**WHAT THE TASK ASKS**
Using the listing below, extract each line that has the word "CHILDREN" in it.

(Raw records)
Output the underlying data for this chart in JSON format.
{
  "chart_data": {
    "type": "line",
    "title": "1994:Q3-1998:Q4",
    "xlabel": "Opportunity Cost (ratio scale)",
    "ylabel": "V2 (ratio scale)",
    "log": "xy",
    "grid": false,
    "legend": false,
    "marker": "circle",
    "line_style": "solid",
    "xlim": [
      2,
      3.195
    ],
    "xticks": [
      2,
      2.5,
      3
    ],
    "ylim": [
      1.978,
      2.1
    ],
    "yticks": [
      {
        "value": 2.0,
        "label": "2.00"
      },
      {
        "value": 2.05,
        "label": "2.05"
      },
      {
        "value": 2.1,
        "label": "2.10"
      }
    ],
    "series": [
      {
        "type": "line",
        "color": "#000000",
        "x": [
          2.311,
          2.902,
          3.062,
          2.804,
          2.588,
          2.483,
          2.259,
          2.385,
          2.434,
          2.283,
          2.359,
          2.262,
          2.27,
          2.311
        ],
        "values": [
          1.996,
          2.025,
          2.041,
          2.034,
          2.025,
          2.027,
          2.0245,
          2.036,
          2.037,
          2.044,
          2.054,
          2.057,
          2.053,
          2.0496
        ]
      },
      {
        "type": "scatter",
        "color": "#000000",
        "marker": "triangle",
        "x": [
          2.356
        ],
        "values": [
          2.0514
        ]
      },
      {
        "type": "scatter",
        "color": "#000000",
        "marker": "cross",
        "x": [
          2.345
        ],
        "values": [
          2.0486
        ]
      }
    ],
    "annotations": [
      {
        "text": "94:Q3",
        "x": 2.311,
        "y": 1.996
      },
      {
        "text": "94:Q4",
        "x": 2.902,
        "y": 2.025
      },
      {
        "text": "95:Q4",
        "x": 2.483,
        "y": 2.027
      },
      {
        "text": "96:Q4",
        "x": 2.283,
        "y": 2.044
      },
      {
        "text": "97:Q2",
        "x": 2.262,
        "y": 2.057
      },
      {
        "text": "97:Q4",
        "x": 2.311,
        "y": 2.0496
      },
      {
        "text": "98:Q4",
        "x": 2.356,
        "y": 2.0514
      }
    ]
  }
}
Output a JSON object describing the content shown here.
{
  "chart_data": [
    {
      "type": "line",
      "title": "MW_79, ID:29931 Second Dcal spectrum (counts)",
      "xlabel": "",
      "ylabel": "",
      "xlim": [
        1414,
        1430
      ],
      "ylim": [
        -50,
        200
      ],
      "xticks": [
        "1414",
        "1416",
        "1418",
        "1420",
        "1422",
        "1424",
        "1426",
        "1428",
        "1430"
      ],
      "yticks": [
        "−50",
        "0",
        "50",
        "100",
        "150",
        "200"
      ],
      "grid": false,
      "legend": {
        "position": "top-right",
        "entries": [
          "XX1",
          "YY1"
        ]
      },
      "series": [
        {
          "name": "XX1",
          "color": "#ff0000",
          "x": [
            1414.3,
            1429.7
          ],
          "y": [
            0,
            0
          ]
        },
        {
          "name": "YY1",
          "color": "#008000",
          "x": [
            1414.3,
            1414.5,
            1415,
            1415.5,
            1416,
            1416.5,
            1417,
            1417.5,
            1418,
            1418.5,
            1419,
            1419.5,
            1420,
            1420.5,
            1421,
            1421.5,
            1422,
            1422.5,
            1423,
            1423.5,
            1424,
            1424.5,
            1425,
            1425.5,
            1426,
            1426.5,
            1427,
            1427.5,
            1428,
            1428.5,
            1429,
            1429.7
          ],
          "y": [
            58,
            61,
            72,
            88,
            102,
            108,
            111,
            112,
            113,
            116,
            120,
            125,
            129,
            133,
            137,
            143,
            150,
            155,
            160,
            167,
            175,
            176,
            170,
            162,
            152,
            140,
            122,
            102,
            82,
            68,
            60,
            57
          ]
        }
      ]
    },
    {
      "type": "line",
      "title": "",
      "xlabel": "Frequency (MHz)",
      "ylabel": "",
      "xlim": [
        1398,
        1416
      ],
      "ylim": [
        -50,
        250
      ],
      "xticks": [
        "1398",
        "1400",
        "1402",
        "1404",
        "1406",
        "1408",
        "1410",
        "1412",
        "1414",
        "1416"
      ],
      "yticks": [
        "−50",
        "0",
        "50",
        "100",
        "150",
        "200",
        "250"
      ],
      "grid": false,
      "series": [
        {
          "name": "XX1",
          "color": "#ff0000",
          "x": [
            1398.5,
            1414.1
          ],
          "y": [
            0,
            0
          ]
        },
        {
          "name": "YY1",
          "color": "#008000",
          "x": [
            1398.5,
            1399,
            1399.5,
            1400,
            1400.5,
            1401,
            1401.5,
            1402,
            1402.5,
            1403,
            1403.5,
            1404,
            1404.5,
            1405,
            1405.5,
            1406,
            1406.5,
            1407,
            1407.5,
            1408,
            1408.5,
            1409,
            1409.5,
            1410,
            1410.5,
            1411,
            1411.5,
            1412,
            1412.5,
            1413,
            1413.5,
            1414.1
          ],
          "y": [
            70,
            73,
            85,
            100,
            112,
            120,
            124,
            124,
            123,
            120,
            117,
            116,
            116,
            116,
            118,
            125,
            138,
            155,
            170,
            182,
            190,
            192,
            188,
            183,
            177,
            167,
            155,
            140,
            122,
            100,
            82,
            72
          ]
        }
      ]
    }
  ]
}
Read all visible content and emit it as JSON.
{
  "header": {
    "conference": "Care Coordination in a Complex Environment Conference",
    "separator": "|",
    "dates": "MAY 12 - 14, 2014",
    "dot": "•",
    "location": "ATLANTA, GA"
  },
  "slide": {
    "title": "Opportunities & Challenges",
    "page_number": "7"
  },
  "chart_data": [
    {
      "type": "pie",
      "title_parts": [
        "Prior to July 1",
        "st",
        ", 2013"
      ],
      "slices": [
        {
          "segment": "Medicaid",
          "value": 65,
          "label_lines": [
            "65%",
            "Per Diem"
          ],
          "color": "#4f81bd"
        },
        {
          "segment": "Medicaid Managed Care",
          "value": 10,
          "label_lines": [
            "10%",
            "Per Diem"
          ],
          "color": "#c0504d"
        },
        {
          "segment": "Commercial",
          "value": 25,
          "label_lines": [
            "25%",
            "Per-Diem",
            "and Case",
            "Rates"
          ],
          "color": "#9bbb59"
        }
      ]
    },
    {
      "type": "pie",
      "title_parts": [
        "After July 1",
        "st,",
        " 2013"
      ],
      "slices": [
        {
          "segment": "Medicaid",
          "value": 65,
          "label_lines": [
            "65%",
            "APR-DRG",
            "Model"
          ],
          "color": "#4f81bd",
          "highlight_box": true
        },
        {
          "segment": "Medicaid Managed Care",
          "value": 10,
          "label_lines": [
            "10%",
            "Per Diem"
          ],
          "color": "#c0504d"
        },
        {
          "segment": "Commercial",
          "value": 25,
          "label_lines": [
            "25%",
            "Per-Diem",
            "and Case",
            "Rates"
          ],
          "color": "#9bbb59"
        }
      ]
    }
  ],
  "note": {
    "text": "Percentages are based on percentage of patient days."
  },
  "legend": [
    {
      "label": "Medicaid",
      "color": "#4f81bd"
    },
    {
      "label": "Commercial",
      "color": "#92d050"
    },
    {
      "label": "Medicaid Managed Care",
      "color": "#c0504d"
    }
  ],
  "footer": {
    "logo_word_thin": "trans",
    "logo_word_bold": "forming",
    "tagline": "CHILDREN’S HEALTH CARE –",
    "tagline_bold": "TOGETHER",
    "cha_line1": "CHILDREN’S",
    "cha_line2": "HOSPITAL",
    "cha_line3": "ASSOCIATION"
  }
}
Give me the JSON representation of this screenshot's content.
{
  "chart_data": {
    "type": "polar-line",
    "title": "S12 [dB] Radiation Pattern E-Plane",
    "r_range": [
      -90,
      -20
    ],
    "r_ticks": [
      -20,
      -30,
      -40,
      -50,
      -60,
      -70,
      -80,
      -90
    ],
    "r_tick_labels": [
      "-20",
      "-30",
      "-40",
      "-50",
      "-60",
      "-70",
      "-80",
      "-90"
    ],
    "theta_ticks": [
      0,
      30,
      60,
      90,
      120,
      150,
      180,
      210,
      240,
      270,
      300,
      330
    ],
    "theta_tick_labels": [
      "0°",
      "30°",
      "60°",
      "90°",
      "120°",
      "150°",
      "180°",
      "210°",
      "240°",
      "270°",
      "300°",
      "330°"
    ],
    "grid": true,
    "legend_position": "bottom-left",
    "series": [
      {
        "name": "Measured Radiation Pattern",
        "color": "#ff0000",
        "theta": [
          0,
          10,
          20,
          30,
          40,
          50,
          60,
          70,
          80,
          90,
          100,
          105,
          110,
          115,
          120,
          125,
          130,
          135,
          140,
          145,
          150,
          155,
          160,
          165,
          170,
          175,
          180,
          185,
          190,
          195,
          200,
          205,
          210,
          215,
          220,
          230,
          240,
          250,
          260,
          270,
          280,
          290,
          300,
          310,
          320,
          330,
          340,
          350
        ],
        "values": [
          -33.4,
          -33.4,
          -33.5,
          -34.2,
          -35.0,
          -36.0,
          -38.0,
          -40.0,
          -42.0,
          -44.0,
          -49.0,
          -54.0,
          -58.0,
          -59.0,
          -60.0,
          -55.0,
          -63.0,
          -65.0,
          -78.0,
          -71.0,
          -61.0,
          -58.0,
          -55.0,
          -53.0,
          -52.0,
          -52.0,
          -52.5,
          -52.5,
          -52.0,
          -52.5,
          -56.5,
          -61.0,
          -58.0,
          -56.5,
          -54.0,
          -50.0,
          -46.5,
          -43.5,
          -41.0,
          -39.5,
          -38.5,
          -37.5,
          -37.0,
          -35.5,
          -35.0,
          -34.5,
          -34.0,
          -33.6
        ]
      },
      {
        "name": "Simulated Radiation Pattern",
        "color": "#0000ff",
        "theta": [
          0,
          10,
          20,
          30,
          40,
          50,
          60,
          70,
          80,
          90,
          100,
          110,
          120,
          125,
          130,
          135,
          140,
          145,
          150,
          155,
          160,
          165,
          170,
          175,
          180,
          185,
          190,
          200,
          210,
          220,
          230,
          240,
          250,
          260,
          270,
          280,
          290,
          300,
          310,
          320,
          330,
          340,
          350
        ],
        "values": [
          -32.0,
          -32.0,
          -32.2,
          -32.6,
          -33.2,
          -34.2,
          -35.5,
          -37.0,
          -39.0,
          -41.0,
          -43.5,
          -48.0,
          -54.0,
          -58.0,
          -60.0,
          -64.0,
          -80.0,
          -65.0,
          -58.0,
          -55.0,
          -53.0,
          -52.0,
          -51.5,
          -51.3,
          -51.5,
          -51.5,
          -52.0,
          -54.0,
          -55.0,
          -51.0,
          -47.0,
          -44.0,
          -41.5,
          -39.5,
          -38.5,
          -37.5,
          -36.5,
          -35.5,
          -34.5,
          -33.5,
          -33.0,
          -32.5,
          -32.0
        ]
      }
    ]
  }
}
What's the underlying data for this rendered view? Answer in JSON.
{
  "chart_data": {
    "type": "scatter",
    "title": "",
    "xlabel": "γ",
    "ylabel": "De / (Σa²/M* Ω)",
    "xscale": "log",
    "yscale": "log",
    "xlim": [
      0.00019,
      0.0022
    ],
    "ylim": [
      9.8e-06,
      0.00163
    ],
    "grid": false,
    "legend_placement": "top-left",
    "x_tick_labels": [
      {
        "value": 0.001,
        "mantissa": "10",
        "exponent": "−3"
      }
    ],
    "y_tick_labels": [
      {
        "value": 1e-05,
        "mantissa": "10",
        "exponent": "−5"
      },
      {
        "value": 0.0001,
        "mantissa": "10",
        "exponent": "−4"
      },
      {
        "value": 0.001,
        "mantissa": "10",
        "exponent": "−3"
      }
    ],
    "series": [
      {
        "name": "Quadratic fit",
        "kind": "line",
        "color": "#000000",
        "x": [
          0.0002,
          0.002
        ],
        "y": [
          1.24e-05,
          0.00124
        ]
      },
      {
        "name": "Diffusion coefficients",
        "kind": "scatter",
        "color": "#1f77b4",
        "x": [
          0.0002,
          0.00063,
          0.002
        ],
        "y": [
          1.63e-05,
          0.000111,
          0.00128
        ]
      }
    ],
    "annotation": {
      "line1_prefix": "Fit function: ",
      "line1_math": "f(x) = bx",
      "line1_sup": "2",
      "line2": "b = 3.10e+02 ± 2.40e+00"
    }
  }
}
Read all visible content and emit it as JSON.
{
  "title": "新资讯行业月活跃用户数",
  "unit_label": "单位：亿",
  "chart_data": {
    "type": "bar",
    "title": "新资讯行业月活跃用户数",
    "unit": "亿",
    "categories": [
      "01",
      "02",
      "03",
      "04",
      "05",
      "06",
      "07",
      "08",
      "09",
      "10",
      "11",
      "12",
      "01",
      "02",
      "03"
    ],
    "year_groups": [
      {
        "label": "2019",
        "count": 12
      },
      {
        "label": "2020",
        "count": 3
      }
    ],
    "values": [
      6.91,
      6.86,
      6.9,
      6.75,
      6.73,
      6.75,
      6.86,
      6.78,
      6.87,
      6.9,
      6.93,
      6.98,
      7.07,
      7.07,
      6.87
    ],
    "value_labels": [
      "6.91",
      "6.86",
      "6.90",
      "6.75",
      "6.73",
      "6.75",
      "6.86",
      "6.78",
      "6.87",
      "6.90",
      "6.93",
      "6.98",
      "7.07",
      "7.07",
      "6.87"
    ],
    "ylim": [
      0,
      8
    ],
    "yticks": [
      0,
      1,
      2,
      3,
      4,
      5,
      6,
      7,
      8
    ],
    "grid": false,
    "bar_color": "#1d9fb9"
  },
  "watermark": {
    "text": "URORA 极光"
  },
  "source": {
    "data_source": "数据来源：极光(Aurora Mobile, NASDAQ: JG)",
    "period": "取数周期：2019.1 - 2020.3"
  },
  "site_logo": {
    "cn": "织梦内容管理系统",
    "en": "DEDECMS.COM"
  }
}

**EXERCISE RESPONSE**
    "tagline": "CHILDREN’S HEALTH CARE –",
    "cha_line1": "CHILDREN’S",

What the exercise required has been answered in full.